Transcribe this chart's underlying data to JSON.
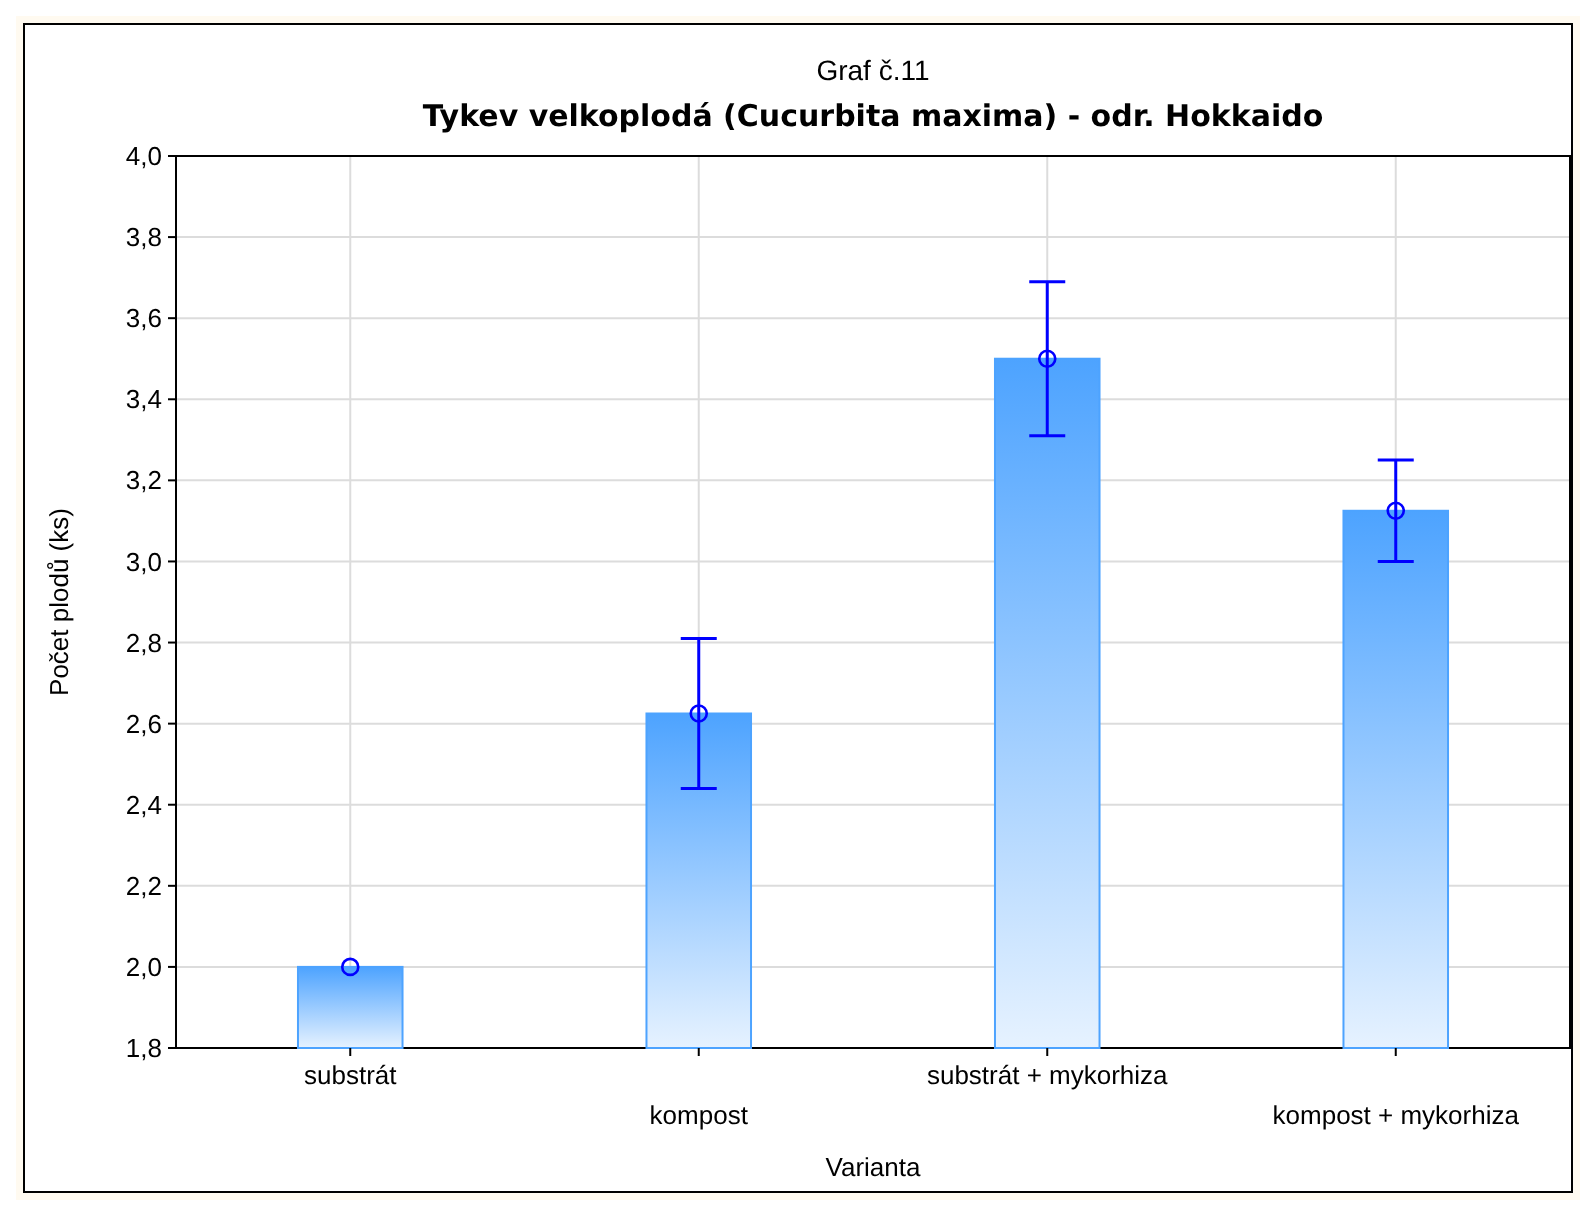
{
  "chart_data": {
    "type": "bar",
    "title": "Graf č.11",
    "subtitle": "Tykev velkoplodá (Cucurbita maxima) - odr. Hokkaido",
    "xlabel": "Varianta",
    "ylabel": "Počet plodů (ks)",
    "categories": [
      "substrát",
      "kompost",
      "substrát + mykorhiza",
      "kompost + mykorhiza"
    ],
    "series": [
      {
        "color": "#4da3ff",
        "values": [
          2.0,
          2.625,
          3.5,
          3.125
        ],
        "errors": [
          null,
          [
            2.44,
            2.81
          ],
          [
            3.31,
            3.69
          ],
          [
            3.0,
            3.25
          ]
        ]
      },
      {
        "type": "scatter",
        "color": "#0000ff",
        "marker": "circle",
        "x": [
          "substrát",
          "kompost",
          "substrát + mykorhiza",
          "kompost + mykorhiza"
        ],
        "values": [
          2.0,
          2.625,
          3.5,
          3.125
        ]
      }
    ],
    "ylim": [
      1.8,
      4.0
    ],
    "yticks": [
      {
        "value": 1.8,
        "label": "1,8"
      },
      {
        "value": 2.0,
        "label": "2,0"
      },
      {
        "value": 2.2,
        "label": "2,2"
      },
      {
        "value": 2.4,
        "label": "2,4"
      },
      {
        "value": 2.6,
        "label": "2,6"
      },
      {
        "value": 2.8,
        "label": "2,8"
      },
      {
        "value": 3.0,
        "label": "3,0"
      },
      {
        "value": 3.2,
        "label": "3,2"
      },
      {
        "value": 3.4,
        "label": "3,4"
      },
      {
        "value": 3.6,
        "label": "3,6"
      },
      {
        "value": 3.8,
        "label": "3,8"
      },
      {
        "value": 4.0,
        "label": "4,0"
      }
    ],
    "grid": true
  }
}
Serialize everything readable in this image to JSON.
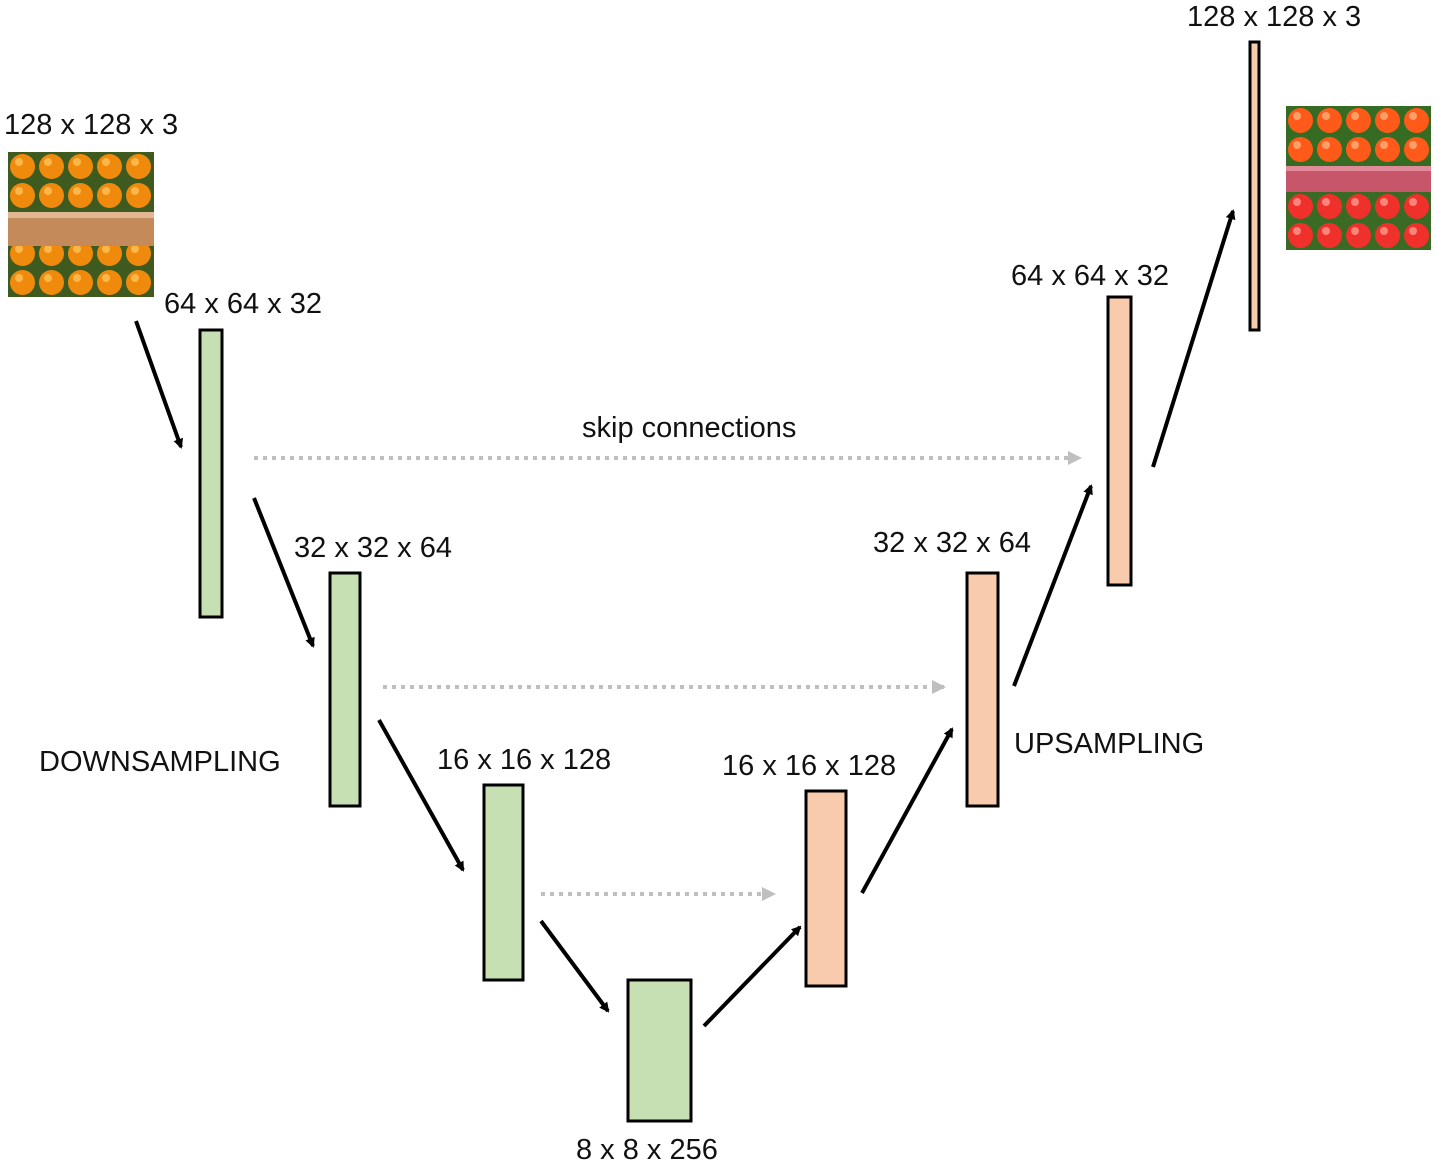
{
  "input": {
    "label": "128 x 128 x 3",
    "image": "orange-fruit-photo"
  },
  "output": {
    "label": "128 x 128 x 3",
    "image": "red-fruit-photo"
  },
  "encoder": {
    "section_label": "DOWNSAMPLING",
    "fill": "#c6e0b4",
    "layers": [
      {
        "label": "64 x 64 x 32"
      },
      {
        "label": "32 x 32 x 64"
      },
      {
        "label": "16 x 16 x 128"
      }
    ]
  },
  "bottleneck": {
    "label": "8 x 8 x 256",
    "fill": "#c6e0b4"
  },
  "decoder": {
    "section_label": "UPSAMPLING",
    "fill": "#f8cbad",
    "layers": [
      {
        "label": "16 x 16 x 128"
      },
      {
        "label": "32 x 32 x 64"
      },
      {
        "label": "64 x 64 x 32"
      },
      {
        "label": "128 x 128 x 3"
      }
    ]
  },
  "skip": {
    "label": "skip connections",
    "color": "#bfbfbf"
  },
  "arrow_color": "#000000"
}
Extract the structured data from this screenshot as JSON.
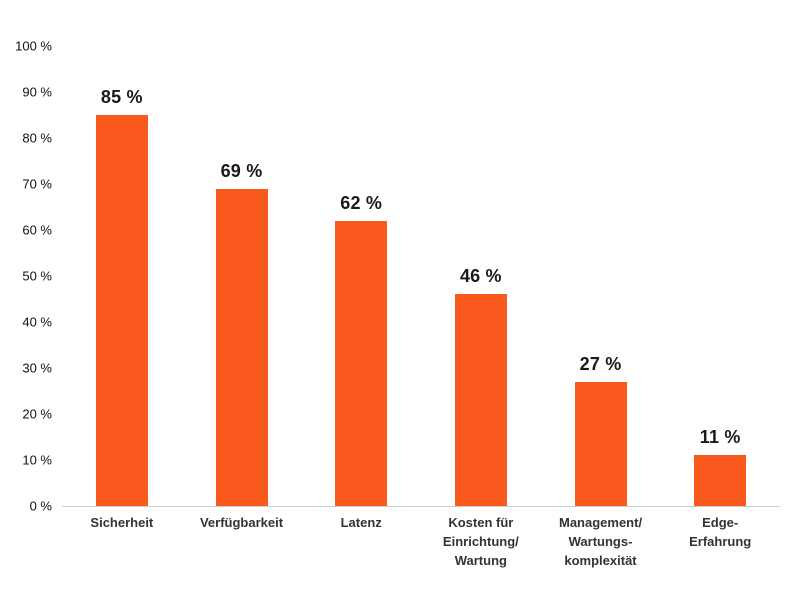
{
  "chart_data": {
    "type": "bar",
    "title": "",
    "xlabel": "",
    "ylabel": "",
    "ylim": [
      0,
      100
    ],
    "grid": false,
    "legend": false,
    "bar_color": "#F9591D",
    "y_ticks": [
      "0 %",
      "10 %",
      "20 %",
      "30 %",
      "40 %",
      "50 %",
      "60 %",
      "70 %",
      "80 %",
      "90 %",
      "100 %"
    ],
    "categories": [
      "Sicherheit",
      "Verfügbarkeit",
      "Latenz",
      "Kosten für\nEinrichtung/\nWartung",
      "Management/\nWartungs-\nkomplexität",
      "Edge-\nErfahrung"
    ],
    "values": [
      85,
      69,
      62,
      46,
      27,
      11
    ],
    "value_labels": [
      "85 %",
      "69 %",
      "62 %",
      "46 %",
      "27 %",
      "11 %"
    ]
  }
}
_ _ _
WHAT THE EXERCISE ASKS:
All of the entries above should be copied exactly, except for the pictures.

COMPLETED EXERCISE:
Transcribe this chart's underlying data to JSON.
{
  "chart_data": {
    "type": "bar",
    "title": "Graf č.11",
    "subtitle": "Tykev velkoplodá (Cucurbita maxima) - odr. Hokkaido",
    "xlabel": "Varianta",
    "ylabel": "Počet plodů (ks)",
    "categories": [
      "substrát",
      "kompost",
      "substrát + mykorhiza",
      "kompost + mykorhiza"
    ],
    "series": [
      {
        "color": "#4da3ff",
        "values": [
          2.0,
          2.625,
          3.5,
          3.125
        ],
        "errors": [
          null,
          [
            2.44,
            2.81
          ],
          [
            3.31,
            3.69
          ],
          [
            3.0,
            3.25
          ]
        ]
      },
      {
        "type": "scatter",
        "color": "#0000ff",
        "marker": "circle",
        "x": [
          "substrát",
          "kompost",
          "substrát + mykorhiza",
          "kompost + mykorhiza"
        ],
        "values": [
          2.0,
          2.625,
          3.5,
          3.125
        ]
      }
    ],
    "ylim": [
      1.8,
      4.0
    ],
    "yticks": [
      {
        "value": 1.8,
        "label": "1,8"
      },
      {
        "value": 2.0,
        "label": "2,0"
      },
      {
        "value": 2.2,
        "label": "2,2"
      },
      {
        "value": 2.4,
        "label": "2,4"
      },
      {
        "value": 2.6,
        "label": "2,6"
      },
      {
        "value": 2.8,
        "label": "2,8"
      },
      {
        "value": 3.0,
        "label": "3,0"
      },
      {
        "value": 3.2,
        "label": "3,2"
      },
      {
        "value": 3.4,
        "label": "3,4"
      },
      {
        "value": 3.6,
        "label": "3,6"
      },
      {
        "value": 3.8,
        "label": "3,8"
      },
      {
        "value": 4.0,
        "label": "4,0"
      }
    ],
    "grid": true
  }
}
Serialize everything readable in this image to JSON.
{
  "input": {
    "label": "128 x 128 x 3",
    "image": "orange-fruit-photo"
  },
  "output": {
    "label": "128 x 128 x 3",
    "image": "red-fruit-photo"
  },
  "encoder": {
    "section_label": "DOWNSAMPLING",
    "fill": "#c6e0b4",
    "layers": [
      {
        "label": "64 x 64 x 32"
      },
      {
        "label": "32 x 32 x 64"
      },
      {
        "label": "16 x 16 x 128"
      }
    ]
  },
  "bottleneck": {
    "label": "8 x 8 x 256",
    "fill": "#c6e0b4"
  },
  "decoder": {
    "section_label": "UPSAMPLING",
    "fill": "#f8cbad",
    "layers": [
      {
        "label": "16 x 16 x 128"
      },
      {
        "label": "32 x 32 x 64"
      },
      {
        "label": "64 x 64 x 32"
      },
      {
        "label": "128 x 128 x 3"
      }
    ]
  },
  "skip": {
    "label": "skip connections",
    "color": "#bfbfbf"
  },
  "arrow_color": "#000000"
}
Extract the structured data from this screenshot as JSON.
{
  "chart_data": {
    "type": "bar",
    "title": "",
    "xlabel": "",
    "ylabel": "",
    "ylim": [
      0,
      100
    ],
    "grid": false,
    "legend": false,
    "bar_color": "#F9591D",
    "y_ticks": [
      "0 %",
      "10 %",
      "20 %",
      "30 %",
      "40 %",
      "50 %",
      "60 %",
      "70 %",
      "80 %",
      "90 %",
      "100 %"
    ],
    "categories": [
      "Sicherheit",
      "Verfügbarkeit",
      "Latenz",
      "Kosten für\nEinrichtung/\nWartung",
      "Management/\nWartungs-\nkomplexität",
      "Edge-\nErfahrung"
    ],
    "values": [
      85,
      69,
      62,
      46,
      27,
      11
    ],
    "value_labels": [
      "85 %",
      "69 %",
      "62 %",
      "46 %",
      "27 %",
      "11 %"
    ]
  }
}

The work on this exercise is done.